§ Work to be completed:
Check each line of the records for "from"; collect those that have it.

§ Dataset rows:
>> BEGIN

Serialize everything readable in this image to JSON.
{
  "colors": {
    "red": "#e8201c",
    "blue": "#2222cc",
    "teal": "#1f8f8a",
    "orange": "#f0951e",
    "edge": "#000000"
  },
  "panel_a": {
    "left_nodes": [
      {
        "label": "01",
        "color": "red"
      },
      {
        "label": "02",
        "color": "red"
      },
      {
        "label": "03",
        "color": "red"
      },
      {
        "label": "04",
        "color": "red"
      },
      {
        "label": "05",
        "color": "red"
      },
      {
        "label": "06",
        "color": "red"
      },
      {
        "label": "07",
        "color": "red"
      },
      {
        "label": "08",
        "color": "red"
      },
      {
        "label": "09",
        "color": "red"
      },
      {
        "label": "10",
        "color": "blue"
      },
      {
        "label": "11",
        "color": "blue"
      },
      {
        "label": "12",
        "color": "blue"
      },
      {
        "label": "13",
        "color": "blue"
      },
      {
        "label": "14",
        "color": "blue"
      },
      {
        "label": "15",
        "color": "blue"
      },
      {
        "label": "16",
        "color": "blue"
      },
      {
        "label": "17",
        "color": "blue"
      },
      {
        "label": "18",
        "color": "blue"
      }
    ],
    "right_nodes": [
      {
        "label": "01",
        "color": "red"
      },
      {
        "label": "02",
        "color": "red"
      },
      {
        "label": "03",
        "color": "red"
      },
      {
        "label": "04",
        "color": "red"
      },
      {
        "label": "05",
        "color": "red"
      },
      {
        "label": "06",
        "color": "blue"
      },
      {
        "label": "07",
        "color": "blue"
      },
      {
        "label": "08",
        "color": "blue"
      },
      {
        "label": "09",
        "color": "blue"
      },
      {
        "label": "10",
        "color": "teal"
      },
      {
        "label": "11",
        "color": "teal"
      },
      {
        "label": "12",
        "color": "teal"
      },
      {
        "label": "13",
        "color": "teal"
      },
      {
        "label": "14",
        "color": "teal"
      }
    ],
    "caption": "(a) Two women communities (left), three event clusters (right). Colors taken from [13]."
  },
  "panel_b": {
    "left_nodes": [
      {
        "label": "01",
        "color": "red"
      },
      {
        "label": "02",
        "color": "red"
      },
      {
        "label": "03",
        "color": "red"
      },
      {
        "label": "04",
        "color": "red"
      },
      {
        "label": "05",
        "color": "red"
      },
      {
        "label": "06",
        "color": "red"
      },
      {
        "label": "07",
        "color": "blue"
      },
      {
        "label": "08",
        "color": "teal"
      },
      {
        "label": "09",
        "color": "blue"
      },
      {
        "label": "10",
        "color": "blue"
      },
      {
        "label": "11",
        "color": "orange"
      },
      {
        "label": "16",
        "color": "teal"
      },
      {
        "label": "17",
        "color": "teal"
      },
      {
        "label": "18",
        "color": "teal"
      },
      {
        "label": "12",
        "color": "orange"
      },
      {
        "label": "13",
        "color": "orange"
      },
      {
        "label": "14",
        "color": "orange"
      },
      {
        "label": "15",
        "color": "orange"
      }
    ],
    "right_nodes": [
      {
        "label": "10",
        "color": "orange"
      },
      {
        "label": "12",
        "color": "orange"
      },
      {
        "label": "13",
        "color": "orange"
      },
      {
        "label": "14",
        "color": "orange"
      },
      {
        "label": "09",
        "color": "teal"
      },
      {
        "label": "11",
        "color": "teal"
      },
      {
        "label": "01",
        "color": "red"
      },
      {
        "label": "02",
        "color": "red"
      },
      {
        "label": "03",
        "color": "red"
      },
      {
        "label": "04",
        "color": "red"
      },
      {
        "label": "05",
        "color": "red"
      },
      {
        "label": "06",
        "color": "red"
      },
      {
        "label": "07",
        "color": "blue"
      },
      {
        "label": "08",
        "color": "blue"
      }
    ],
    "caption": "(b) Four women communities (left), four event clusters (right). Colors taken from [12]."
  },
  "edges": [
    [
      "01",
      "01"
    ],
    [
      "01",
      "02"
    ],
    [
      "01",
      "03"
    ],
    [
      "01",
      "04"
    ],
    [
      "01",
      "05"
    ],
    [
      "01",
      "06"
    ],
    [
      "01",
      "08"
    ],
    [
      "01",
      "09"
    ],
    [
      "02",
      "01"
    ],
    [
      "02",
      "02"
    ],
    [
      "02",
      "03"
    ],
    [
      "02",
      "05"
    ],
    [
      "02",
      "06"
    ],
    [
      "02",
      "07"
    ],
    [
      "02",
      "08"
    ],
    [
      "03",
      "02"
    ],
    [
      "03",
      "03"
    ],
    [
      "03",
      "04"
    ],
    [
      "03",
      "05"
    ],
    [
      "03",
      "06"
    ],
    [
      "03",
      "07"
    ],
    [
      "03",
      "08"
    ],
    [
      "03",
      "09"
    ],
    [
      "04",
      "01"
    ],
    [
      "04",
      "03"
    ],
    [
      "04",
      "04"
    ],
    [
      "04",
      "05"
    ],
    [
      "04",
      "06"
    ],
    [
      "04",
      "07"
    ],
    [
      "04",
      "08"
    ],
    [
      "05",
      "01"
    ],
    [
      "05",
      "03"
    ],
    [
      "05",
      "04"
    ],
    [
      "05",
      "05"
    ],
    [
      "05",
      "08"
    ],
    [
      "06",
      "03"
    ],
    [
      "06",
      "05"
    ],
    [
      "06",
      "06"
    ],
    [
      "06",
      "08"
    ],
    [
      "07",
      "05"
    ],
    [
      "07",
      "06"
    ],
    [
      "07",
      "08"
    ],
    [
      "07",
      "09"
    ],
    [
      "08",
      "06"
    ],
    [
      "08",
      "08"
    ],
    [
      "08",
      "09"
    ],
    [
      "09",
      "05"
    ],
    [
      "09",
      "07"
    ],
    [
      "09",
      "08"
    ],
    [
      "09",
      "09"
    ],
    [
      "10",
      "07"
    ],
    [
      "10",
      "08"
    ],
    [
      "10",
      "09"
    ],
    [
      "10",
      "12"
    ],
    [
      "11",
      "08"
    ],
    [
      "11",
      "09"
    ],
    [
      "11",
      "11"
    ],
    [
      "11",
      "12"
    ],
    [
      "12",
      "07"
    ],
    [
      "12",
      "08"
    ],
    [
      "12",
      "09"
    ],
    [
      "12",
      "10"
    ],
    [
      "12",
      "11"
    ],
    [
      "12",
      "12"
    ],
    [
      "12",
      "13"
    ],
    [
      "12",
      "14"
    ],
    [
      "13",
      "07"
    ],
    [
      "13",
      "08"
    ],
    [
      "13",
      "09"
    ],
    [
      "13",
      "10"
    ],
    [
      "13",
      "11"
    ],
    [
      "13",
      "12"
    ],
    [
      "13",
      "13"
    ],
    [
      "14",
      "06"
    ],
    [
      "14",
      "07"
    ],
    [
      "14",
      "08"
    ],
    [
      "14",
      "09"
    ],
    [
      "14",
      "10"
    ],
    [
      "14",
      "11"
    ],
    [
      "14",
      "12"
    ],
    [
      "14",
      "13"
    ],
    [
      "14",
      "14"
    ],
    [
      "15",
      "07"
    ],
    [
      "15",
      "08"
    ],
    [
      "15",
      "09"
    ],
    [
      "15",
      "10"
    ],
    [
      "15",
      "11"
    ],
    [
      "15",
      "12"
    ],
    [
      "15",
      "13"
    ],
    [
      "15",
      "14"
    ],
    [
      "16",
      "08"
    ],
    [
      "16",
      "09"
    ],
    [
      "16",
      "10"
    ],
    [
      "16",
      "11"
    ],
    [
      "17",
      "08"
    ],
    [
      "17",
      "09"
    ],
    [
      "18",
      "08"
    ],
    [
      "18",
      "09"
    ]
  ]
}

>> END

§ Exercise response:
    "caption": "(a) Two women communities (left), three event clusters (right). Colors taken from [13]."
    "caption": "(b) Four women communities (left), four event clusters (right). Colors taken from [12]."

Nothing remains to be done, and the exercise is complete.